** begin Source text **

Twisted Dark #1:

A Long Days Journey Into Personal Hells

Twisted Dark is a haunting collection of 12 stories, all with a spin on darker subjects.  No super powers.  No aliens.  No trans-dimensional beings.  Neil Gibson and the artists (each story has a different artist) craft stories that make you question your own humanity.  The question seems to be, how has misery changed you?  These stories illustrate the current state of our human condition: misery.  It’s not a far flung idea that we all know too many people suffering.  What Gibson shows is how misery can twist us (no pun intended) to commit unthinkable actions.   This changes the person into someone friends and family do not recognize.  There are points in the story where characters will look at each other as if alien.  Despite  the characters having spent a lifetime together in some cases.  It is a feat that Gibson pulls off with skill and aplomb.  And that is something not done lightly.

Now, while you may never heard of Twisted Dark or Neil Gibson, you should.  Gibson is a master craftsman that can pull you in with 2 pages.  He opens the book with a 2 page story called Suicide – the same story pulls double duty setting the tone for the rest of the book.  Gibson chose to work with several artists across this book.  And because of that each story has it’s own distinct style/design.  Gibson must have chosen each artist to pair with the stories.  If not, it just worked out really, really well.  Changes in artist/style story to story can be jarring in some books, but never in Twisted Dark.  The story and art display an almost symbiotic relationship, each part clicking together.  A relationship which produces some gorgeous pages.  Even the cover resonates, making you wonder what is happening and who this person is all bloody, as a lone tooth juts out, ready to fall.

** end Source text **
** begin Stored records **

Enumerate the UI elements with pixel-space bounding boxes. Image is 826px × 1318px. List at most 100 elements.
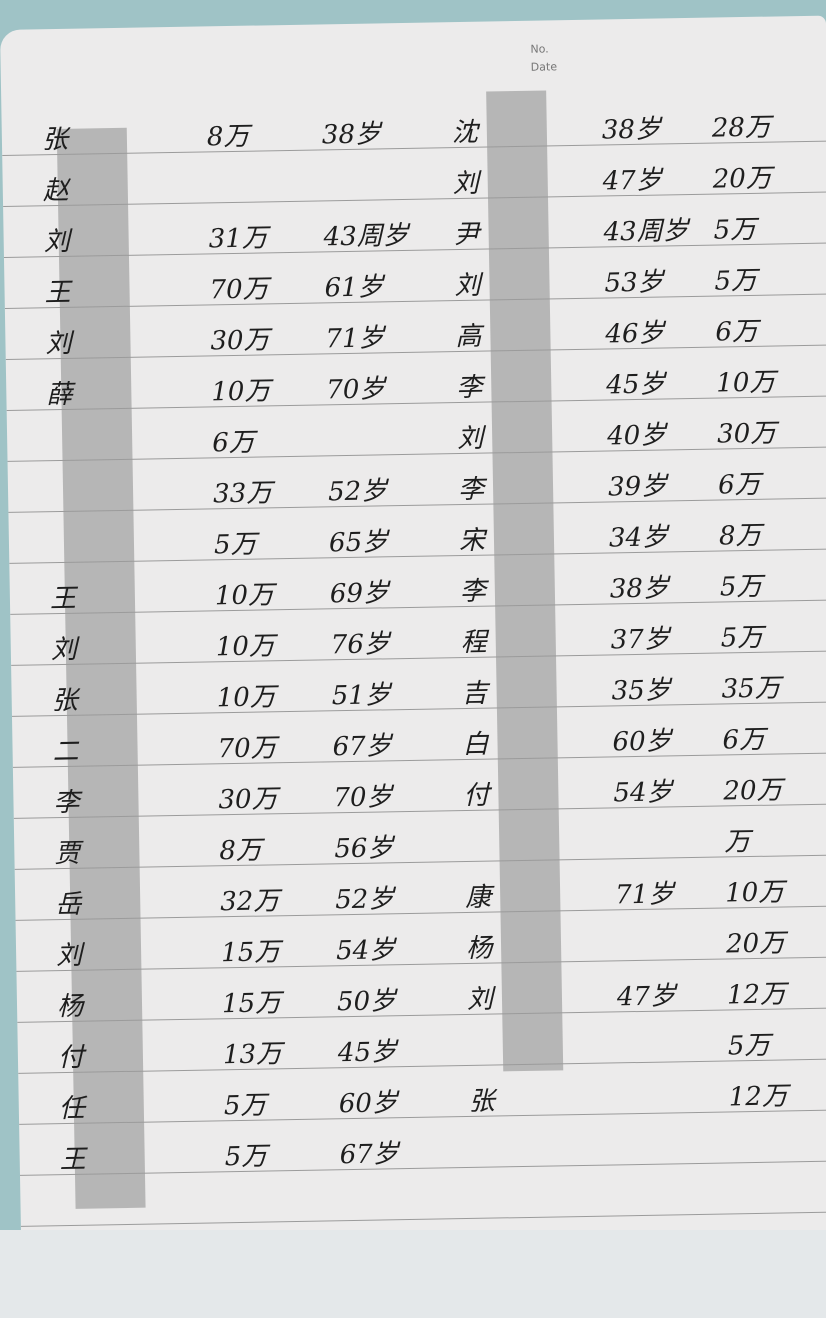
table-surface: [0, 1230, 826, 1318]
entry-age: 43周岁: [603, 216, 689, 248]
entry-age: 60岁: [612, 726, 672, 758]
entry-name: 付: [463, 780, 490, 812]
entry-amount: 28万: [711, 112, 772, 144]
entry-amount: 20万: [712, 163, 773, 195]
entry-age: 51岁: [331, 680, 392, 712]
entry-name: 张: [51, 685, 78, 717]
entry-age: 61岁: [324, 272, 384, 304]
entry-age: 47岁: [602, 165, 663, 197]
entry-age: 71岁: [614, 879, 675, 911]
entry-name: 尹: [453, 219, 480, 251]
entry-amount: 32万: [219, 886, 280, 918]
entry-amount: 13万: [222, 1039, 283, 1071]
entry-amount: 5万: [713, 214, 757, 246]
entry-name: 康: [464, 882, 492, 914]
entry-name: 白: [462, 729, 489, 761]
entry-name: 杨: [56, 991, 84, 1023]
entry-amount: 5万: [719, 571, 763, 603]
entry-age: 70岁: [326, 374, 386, 406]
entry-age: 69岁: [329, 578, 390, 610]
entry-amount: 70万: [217, 733, 277, 765]
entry-age: 65岁: [328, 527, 389, 559]
entry-amount: 5万: [727, 1030, 771, 1062]
header-no: No.: [530, 42, 549, 56]
entry-age: 45岁: [337, 1037, 398, 1069]
header-date: Date: [530, 60, 558, 74]
entry-amount: 35万: [721, 673, 781, 705]
entry-age: 40岁: [606, 420, 667, 452]
entry-age: 34岁: [608, 522, 669, 554]
entry-name: 刘: [45, 328, 72, 360]
entry-amount: 6万: [722, 724, 766, 756]
entry-name: 王: [44, 277, 71, 309]
entry-amount: 8万: [219, 835, 263, 867]
notebook-page: No. Date 张 8万 38岁赵刘 31万 43周岁王 70万 61岁刘 30万 71岁薛 1…: [0, 15, 826, 1250]
entry-amount: 30万: [716, 418, 777, 450]
entry-name: 沈: [451, 117, 479, 149]
entry-amount: 6万: [211, 427, 256, 459]
entry-age: 43周岁: [323, 220, 410, 253]
entry-name: 刘: [50, 634, 78, 666]
entry-age: 37岁: [610, 624, 671, 656]
entry-amount: 33万: [212, 478, 273, 510]
entry-age: 53岁: [604, 267, 664, 299]
entry-name: 李: [459, 576, 487, 608]
entry-amount: 10万: [724, 877, 785, 909]
entry-amount: 20万: [725, 928, 786, 960]
entry-name: 程: [460, 627, 488, 659]
entry-age: 70岁: [333, 782, 393, 814]
entry-age: 54岁: [613, 777, 673, 809]
entry-age: 71岁: [325, 323, 385, 355]
entry-age: 76岁: [330, 629, 391, 661]
entry-amount: 10万: [214, 580, 275, 612]
entry-name: 刘: [43, 226, 70, 258]
entry-name: 岳: [55, 889, 82, 921]
entry-name: 宋: [458, 525, 486, 557]
entry-amount: 70万: [209, 274, 269, 306]
entry-amount: 10万: [716, 367, 776, 399]
entry-amount: 10万: [211, 376, 271, 408]
entry-name: 高: [455, 321, 482, 353]
entry-age: 47岁: [616, 981, 677, 1013]
entry-amount: 5万: [714, 265, 758, 297]
entry-amount: 6万: [715, 316, 759, 348]
entry-amount: 5万: [213, 529, 257, 561]
entry-amount: 5万: [224, 1141, 268, 1173]
entry-name: 李: [456, 372, 483, 404]
entry-age: 52岁: [334, 884, 395, 916]
entry-age: 54岁: [335, 935, 396, 967]
entry-name: 李: [457, 474, 485, 506]
entry-age: 50岁: [336, 986, 397, 1018]
entry-name: 赵: [42, 175, 70, 207]
entry-amount: 15万: [221, 988, 282, 1020]
entry-age: 52岁: [327, 476, 388, 508]
ruled-line: [20, 1211, 826, 1227]
entry-amount: 30万: [210, 325, 270, 357]
entry-name: 王: [59, 1144, 87, 1176]
entry-name: 张: [468, 1086, 496, 1117]
entry-age: 46岁: [605, 318, 665, 350]
entry-amount: 6万: [717, 469, 761, 501]
redaction: [486, 90, 564, 1072]
entry-age: 38岁: [609, 573, 670, 605]
entry-name: 付: [57, 1042, 85, 1074]
entry-amount: 30万: [218, 784, 278, 816]
entry-name: 刘: [55, 940, 83, 972]
entry-name: 吉: [461, 678, 488, 710]
entry-name: 贾: [54, 838, 81, 870]
entry-age: 60岁: [338, 1088, 399, 1120]
entry-amount: 5万: [720, 622, 764, 654]
entry-amount: 20万: [723, 775, 783, 807]
entry-amount: 万: [724, 827, 751, 858]
entry-amount: 10万: [216, 682, 277, 714]
entry-amount: 31万: [208, 223, 269, 255]
entry-age: 35岁: [611, 675, 671, 707]
entry-name: 刘: [454, 270, 481, 302]
entry-age: 67岁: [339, 1139, 400, 1171]
entry-name: 薛: [46, 379, 73, 411]
entry-name: 张: [41, 124, 69, 156]
entry-name: 王: [49, 583, 77, 615]
entry-name: 任: [58, 1093, 86, 1125]
entry-name: 刘: [466, 984, 494, 1015]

** end Stored records **

Tasks to perform:
1/ According to the Twisted Dark review, why does each story in the book have its own distinct style and design?
2/ The Twisted Dark review lists three things that the stories do not contain. Name them.

Replies:
1/ Gibson chose to work with several artists across the book, and each story has a different artist. Because of that, each story has its own distinct style and design.

2/ Super powers, aliens, and trans-dimensional beings.